> _The problem_
Scan each line of the records for the word "Cardiovascular" and extract the ones that have it.

[Figure data in JSON]
══════════════════════════════

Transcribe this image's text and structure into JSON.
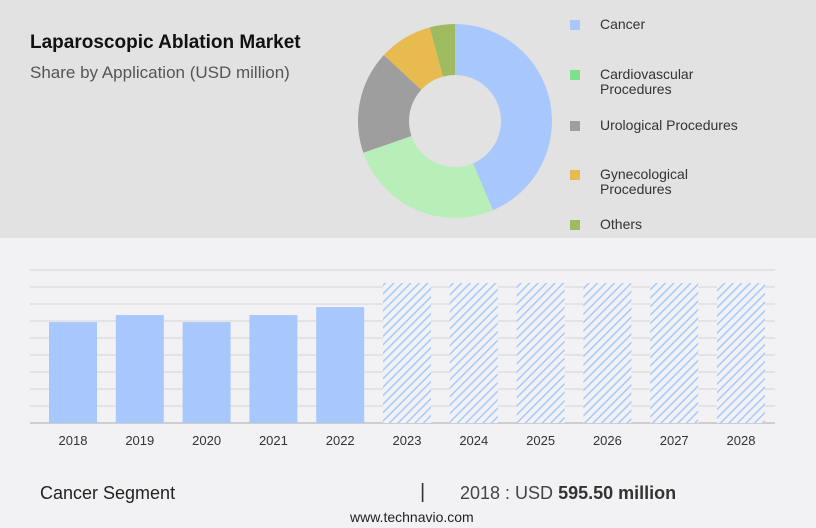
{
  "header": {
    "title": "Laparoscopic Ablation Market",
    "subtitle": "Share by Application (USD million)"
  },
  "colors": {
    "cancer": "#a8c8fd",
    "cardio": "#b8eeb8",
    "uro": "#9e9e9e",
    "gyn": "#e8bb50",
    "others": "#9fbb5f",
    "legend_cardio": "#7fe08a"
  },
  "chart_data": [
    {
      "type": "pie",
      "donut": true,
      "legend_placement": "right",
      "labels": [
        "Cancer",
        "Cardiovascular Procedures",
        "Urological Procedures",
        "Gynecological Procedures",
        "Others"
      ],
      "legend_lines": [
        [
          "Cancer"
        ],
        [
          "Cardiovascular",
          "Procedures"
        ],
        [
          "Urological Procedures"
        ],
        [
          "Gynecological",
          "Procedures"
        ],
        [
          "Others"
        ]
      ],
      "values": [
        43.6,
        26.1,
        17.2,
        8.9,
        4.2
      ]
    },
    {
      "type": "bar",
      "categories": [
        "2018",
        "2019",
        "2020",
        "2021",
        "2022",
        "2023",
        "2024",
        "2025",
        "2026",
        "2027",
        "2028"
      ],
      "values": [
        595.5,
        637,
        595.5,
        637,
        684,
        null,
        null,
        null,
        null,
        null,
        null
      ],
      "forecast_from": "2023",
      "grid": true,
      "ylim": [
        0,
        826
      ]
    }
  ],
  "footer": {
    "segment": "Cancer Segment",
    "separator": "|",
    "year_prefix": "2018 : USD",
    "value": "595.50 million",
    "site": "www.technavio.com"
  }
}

══════════════════════════════

> _The answer_
        "Cardiovascular Procedures",
          "Cardiovascular",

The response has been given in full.